Dataset records:
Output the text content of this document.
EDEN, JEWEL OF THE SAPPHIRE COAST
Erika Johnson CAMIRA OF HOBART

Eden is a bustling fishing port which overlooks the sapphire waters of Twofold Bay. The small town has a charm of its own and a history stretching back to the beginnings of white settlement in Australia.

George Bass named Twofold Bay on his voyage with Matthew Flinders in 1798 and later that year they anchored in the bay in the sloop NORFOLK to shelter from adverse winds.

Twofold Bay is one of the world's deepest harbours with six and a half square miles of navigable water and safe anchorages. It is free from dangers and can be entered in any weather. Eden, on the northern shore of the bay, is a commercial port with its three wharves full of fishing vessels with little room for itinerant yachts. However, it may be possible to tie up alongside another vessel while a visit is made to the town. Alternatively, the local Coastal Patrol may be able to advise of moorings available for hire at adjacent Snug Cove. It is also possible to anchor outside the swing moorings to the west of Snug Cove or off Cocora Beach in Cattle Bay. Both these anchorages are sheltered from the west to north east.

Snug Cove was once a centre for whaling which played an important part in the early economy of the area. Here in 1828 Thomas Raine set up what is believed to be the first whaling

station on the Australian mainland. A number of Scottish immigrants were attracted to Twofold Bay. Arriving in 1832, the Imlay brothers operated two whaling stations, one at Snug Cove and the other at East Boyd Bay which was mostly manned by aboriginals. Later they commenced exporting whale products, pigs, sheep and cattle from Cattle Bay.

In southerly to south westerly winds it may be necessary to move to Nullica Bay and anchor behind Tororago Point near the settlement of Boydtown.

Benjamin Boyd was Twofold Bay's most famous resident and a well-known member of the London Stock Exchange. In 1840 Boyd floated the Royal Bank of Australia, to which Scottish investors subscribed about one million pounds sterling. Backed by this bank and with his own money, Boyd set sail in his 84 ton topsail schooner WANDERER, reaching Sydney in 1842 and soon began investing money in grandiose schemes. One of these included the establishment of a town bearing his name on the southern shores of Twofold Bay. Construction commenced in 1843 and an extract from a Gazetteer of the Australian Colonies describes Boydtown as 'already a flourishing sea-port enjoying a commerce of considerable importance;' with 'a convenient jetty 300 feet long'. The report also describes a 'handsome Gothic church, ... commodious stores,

Your task =>
Copy each line of the records that contains the word "settlement".

Result for this task =>
Eden is a bustling fishing port which overlooks the sapphire waters of Twofold Bay. The small town has a charm of its own and a history stretching back to the beginnings of white settlement in Australia.
In southerly to south westerly winds it may be necessary to move to Nullica Bay and anchor behind Tororago Point near the settlement of Boydtown.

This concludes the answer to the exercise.